** BEGIN **
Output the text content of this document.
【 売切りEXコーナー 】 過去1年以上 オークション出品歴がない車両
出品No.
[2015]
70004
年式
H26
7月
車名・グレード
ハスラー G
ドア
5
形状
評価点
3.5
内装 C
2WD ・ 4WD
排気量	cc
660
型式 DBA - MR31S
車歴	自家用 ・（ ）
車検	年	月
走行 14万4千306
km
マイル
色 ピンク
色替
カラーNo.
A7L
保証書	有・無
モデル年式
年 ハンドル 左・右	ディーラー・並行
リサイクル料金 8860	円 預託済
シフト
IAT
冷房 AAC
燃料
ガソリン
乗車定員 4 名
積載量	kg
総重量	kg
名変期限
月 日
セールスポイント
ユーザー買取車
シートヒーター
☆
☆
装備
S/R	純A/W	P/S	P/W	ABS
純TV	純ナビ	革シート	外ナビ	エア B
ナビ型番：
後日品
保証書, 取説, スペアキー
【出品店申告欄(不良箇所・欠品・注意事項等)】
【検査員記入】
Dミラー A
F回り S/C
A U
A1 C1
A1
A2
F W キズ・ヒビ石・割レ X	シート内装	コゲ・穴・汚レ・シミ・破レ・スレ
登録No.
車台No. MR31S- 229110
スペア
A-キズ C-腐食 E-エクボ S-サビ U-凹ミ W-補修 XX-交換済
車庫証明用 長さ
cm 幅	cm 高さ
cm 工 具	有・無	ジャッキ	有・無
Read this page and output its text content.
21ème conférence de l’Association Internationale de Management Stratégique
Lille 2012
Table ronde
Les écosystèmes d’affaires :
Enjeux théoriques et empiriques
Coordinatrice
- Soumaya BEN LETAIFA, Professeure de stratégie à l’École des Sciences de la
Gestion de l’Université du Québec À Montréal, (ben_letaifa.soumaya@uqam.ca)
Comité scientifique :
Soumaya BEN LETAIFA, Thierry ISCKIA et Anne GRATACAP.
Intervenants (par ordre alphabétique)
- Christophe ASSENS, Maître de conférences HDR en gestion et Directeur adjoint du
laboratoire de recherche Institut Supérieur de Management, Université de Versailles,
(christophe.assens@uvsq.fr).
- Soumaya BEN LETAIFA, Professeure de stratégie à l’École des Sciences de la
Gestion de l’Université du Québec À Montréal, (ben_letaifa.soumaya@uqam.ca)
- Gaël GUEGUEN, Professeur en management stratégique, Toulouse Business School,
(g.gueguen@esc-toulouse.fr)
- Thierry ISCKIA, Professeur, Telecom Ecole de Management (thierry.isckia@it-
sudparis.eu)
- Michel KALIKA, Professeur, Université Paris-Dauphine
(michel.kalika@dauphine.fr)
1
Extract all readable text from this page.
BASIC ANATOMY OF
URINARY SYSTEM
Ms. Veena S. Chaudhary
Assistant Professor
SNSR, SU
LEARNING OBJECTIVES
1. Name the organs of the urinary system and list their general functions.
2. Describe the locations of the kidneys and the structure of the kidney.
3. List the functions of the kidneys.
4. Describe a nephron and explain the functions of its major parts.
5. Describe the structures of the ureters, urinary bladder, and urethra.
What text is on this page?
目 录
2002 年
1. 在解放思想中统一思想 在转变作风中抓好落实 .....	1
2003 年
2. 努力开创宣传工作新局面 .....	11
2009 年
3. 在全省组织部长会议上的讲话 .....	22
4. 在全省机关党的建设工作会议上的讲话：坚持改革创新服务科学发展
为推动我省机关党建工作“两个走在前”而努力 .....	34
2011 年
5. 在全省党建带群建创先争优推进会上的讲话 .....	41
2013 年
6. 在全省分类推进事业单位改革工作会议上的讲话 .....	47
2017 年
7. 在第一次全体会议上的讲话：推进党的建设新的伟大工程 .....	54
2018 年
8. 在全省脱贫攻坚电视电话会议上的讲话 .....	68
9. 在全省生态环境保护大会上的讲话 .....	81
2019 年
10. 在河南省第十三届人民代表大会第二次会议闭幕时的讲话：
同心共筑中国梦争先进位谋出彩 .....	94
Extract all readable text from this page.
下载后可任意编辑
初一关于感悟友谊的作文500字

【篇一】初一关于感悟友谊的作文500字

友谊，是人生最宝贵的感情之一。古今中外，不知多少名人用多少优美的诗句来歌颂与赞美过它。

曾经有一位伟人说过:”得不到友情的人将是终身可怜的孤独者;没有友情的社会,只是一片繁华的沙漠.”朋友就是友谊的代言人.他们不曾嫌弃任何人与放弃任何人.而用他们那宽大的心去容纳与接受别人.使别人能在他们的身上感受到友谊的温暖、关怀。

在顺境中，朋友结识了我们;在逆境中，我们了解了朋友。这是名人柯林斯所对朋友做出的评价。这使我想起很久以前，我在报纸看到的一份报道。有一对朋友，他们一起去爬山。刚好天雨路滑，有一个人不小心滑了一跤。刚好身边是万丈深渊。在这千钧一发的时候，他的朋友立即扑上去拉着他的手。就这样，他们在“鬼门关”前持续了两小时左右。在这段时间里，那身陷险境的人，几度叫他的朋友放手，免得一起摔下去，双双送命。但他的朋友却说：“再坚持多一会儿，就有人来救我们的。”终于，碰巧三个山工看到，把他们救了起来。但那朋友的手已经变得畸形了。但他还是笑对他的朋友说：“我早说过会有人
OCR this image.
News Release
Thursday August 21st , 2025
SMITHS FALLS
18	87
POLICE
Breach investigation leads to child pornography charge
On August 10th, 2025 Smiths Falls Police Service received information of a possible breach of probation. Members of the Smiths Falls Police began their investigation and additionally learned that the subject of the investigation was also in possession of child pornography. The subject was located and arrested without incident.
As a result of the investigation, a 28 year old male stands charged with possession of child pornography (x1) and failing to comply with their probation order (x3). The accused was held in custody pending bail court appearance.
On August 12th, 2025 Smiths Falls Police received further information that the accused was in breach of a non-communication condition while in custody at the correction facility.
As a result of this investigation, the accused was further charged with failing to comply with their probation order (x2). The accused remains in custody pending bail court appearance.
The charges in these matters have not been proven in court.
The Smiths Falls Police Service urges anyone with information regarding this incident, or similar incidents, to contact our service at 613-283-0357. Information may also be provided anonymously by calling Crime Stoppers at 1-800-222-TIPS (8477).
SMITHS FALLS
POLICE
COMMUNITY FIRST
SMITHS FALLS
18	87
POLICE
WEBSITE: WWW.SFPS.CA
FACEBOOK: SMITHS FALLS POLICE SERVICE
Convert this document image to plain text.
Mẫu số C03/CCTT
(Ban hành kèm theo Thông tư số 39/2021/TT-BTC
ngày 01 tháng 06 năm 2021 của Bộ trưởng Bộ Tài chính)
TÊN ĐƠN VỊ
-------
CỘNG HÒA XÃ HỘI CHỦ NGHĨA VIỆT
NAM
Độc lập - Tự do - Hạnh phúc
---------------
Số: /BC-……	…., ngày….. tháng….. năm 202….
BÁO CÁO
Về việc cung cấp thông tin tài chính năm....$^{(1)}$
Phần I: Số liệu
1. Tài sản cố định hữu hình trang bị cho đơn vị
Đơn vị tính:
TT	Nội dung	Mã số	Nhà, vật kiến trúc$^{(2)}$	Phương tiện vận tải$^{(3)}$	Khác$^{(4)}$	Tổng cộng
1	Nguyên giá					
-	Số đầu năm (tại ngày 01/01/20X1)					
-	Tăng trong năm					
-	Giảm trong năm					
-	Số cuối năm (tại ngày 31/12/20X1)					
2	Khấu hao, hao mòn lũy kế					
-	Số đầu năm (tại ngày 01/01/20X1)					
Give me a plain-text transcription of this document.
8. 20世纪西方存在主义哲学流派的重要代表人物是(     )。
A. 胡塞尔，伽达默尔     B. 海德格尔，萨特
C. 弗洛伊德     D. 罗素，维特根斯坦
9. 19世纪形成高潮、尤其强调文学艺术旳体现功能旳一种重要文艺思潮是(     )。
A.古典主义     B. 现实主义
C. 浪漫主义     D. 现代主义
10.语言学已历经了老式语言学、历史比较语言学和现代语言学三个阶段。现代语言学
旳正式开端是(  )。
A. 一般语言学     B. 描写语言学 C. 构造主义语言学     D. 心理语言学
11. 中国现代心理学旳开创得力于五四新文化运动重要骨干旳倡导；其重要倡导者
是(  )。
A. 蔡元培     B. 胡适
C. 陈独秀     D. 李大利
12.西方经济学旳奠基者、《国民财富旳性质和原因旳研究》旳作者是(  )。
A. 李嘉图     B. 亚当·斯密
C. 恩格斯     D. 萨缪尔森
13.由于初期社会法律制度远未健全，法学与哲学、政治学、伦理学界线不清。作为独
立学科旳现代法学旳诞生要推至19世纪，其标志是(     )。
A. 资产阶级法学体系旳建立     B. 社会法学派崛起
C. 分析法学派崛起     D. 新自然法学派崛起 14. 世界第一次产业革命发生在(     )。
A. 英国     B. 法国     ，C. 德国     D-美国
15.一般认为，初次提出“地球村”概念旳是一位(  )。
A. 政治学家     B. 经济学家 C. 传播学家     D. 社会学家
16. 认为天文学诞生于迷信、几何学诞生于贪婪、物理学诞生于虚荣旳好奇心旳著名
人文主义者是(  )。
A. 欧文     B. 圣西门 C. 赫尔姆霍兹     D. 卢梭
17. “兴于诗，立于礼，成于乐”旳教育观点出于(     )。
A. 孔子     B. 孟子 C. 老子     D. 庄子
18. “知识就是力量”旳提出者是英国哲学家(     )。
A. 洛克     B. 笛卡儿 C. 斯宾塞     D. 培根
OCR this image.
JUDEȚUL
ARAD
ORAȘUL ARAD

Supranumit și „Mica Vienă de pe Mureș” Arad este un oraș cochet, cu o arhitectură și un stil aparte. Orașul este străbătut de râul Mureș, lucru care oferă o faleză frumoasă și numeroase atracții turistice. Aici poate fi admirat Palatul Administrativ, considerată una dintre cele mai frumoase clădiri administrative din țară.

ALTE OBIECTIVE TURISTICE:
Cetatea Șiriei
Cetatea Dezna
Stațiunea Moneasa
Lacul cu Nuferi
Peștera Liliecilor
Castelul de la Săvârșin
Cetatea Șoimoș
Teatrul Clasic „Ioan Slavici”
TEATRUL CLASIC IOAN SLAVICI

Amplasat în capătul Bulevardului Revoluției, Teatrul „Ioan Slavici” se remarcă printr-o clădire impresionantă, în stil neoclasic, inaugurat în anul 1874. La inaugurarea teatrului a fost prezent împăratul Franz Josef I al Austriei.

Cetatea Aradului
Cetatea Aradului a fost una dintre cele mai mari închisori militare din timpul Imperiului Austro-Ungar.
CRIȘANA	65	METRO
** END **
▶ **Exercise requirements**
In the entries above, identify every line with the string "Thierry".

▶ **The solution**
Soumaya BEN LETAIFA, Thierry ISCKIA et Anne GRATACAP.
- Thierry ISCKIA, Professeur, Telecom Ecole de Management (thierry.isckia@it-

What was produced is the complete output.